** Opening Information shown block **

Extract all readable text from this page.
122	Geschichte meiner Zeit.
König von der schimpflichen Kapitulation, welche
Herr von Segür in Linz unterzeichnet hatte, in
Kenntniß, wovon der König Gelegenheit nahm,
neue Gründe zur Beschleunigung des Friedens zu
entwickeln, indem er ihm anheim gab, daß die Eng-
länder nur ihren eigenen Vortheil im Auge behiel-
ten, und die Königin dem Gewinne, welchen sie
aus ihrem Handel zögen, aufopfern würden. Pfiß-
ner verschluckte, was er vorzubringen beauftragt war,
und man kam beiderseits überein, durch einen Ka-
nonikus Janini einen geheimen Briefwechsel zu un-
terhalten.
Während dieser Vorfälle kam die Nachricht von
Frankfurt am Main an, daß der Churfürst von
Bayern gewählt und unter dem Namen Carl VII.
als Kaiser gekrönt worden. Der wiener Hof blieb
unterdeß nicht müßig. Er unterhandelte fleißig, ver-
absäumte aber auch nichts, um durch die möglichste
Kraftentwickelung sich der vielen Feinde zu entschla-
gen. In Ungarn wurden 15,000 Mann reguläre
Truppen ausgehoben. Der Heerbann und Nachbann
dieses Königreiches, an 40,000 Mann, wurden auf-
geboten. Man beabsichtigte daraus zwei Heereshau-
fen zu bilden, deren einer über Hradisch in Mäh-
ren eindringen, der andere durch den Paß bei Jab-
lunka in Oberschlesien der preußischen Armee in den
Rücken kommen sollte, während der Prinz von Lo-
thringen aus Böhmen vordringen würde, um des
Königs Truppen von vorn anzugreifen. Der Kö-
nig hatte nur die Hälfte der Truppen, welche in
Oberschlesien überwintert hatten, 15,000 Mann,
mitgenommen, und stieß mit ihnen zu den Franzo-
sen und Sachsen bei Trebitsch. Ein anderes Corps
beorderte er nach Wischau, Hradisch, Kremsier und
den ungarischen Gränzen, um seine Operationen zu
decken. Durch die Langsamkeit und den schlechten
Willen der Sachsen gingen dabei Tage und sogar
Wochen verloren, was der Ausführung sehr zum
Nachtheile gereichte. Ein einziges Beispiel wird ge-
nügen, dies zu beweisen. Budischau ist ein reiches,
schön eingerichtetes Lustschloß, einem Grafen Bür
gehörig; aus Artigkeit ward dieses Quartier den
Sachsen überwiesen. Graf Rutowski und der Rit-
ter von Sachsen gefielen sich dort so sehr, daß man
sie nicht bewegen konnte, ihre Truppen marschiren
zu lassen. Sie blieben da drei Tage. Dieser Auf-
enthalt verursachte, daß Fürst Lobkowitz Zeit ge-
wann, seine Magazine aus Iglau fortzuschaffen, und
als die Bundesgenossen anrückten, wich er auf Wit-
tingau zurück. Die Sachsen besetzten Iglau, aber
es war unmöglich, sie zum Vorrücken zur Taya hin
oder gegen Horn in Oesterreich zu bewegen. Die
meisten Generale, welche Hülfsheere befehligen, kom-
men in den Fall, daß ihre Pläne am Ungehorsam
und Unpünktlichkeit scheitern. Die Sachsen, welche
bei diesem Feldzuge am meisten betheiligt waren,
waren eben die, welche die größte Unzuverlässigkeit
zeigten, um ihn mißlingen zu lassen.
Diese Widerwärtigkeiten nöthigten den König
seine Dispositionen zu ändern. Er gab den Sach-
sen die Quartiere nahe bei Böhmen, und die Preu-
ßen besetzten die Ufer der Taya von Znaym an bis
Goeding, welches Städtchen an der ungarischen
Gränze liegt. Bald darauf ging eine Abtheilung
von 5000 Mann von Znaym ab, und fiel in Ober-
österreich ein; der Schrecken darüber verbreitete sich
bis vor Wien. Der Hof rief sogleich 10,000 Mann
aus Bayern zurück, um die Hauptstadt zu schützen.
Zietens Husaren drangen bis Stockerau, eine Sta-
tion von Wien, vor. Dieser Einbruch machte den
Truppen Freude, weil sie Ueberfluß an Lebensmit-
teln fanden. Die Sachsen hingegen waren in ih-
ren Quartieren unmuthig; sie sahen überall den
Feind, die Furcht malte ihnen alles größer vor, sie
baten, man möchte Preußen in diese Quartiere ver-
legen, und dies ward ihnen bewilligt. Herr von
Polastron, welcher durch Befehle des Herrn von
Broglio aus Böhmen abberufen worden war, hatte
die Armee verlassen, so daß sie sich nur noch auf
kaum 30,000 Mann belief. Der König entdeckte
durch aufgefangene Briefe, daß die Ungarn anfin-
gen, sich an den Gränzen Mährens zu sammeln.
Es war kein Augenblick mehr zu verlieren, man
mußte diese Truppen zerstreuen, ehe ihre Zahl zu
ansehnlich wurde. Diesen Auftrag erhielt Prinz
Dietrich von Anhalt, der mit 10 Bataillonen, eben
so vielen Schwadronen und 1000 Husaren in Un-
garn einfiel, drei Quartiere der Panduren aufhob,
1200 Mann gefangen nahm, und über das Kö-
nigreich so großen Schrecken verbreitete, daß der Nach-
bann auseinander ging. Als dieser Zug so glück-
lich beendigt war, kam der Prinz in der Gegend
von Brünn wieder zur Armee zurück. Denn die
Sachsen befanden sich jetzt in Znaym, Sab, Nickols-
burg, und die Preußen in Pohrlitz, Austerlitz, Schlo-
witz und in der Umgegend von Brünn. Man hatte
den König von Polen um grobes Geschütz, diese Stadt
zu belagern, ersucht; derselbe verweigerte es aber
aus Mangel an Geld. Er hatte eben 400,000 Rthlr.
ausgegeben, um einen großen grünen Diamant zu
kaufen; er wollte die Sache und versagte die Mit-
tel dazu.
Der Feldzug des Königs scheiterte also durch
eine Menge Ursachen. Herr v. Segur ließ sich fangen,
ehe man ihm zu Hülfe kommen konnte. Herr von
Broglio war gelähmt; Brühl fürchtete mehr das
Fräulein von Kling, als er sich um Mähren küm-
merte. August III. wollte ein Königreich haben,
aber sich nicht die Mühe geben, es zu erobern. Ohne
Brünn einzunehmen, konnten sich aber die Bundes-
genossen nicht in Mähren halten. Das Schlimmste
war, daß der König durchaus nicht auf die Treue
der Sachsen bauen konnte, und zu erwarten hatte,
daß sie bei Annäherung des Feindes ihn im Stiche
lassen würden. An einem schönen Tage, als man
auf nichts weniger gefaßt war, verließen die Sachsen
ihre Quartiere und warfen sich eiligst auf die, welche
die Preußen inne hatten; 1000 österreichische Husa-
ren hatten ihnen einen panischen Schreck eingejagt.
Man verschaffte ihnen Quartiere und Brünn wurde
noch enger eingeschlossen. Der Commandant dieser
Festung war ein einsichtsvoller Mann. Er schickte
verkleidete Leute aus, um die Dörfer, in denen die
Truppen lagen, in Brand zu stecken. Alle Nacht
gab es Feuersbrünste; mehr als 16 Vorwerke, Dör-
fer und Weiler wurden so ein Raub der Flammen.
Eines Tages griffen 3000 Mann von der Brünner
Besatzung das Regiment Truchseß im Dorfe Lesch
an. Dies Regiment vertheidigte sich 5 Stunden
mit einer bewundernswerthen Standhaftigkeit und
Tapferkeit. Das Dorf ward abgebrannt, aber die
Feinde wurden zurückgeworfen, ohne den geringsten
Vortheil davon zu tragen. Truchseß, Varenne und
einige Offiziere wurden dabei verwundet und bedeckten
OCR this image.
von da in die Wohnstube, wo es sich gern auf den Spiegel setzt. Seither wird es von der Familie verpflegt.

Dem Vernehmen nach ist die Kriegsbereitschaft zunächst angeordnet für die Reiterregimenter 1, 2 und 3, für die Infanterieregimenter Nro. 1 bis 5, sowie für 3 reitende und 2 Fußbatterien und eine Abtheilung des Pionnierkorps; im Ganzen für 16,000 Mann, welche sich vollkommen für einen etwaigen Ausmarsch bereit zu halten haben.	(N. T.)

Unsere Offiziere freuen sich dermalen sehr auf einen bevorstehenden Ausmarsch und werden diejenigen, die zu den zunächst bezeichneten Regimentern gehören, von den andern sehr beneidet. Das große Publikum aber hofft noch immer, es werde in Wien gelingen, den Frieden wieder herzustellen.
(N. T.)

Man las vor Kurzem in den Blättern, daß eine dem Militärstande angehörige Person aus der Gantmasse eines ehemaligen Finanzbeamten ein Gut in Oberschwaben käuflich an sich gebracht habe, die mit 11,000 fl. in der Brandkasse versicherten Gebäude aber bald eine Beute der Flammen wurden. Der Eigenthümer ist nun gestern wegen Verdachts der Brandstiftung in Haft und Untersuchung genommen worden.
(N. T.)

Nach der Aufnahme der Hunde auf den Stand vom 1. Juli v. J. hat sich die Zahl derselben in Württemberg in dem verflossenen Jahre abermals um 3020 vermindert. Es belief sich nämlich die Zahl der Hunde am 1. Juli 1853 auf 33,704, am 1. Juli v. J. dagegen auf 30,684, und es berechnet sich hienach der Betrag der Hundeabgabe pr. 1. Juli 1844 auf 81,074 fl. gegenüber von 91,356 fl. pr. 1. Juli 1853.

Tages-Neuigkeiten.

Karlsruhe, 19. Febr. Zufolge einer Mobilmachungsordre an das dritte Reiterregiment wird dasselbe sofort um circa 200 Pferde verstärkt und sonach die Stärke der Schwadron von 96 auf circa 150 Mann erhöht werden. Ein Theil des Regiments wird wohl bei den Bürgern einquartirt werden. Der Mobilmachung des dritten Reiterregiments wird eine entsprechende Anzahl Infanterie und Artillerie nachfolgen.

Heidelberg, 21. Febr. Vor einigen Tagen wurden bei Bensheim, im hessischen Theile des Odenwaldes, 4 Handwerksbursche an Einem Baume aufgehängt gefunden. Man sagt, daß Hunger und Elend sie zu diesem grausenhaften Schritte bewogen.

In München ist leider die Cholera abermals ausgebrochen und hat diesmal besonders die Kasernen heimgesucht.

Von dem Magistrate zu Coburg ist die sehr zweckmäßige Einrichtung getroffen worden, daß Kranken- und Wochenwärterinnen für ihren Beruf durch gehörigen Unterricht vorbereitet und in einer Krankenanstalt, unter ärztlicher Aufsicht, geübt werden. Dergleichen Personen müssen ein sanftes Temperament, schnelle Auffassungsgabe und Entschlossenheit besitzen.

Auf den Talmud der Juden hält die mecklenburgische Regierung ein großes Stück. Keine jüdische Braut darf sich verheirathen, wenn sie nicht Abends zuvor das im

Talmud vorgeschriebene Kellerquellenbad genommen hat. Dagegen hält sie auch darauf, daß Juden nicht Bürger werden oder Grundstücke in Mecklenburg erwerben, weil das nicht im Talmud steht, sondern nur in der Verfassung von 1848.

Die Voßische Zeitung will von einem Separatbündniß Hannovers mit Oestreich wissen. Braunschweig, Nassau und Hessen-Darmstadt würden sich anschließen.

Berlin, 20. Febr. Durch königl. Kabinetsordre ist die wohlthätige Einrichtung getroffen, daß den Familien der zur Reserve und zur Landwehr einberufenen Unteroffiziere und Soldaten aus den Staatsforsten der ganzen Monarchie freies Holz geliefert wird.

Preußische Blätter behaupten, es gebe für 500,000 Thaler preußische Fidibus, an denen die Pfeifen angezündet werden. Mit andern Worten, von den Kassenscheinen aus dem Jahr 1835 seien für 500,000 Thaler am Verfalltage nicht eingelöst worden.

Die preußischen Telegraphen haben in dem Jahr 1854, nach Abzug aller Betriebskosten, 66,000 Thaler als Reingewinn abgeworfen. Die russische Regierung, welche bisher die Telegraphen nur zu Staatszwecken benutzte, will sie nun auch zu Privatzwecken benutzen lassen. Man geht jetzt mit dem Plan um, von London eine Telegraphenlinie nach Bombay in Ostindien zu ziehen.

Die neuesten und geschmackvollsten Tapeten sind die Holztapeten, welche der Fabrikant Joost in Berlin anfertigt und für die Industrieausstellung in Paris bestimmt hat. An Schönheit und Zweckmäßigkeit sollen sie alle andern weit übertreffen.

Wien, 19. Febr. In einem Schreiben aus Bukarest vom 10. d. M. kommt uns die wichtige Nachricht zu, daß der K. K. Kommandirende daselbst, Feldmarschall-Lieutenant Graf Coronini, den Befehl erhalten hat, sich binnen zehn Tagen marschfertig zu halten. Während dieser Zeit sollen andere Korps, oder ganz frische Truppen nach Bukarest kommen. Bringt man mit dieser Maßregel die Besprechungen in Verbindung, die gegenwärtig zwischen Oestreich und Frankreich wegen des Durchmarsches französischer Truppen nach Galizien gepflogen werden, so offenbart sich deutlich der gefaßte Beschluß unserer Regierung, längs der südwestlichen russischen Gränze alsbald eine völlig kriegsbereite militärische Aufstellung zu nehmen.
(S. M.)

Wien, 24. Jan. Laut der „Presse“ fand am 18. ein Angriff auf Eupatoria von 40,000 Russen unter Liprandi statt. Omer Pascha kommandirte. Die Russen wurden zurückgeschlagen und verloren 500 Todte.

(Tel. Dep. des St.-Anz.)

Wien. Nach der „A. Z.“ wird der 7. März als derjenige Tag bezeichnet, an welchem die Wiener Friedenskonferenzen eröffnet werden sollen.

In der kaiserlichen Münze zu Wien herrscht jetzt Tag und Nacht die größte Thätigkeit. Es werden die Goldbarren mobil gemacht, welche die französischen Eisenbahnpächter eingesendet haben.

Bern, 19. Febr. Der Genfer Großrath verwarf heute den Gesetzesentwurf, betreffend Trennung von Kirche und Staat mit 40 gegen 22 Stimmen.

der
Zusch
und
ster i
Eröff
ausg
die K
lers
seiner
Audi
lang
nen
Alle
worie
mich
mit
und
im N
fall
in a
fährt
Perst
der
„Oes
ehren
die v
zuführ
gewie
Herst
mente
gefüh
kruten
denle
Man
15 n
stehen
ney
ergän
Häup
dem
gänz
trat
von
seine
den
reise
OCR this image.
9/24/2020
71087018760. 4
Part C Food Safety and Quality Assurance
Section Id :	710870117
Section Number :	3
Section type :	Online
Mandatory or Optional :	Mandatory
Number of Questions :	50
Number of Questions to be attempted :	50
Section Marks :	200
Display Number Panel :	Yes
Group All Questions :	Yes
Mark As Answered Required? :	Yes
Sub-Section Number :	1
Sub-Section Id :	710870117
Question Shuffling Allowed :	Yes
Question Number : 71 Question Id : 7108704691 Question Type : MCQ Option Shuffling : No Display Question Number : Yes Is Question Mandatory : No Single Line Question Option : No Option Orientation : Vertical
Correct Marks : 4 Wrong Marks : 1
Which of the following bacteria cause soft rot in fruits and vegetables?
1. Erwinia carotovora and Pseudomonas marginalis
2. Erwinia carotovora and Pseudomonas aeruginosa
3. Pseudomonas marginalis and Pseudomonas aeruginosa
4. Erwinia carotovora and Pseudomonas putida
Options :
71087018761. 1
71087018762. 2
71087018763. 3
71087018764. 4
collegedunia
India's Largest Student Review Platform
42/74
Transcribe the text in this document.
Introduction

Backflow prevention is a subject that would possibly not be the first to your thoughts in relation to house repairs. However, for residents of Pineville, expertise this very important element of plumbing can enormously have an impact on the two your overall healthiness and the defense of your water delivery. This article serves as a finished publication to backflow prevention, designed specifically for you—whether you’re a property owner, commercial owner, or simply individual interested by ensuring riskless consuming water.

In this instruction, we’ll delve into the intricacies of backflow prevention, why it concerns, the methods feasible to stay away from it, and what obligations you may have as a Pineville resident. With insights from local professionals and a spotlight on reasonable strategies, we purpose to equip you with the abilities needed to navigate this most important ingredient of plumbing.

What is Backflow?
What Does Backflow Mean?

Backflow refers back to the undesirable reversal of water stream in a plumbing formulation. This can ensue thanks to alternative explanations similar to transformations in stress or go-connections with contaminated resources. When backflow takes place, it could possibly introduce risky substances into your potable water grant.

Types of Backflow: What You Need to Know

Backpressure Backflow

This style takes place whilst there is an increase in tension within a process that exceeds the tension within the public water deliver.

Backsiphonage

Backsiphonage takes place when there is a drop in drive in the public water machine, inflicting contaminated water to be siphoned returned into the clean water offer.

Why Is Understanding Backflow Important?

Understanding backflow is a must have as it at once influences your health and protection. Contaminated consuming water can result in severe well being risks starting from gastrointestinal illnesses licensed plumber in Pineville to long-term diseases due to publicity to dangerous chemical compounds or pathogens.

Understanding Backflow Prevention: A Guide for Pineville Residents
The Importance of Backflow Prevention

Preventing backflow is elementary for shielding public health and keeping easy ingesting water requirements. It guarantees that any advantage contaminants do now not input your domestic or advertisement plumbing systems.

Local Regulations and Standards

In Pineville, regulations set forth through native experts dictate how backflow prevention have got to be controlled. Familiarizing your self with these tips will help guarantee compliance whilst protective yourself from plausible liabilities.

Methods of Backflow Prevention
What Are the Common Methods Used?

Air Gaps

** Closing Information shown block **

→ Work instructions: Tally the lines of the data that contain the string "Böhmen", and report nothing but the tally.

→ Exercise response: 3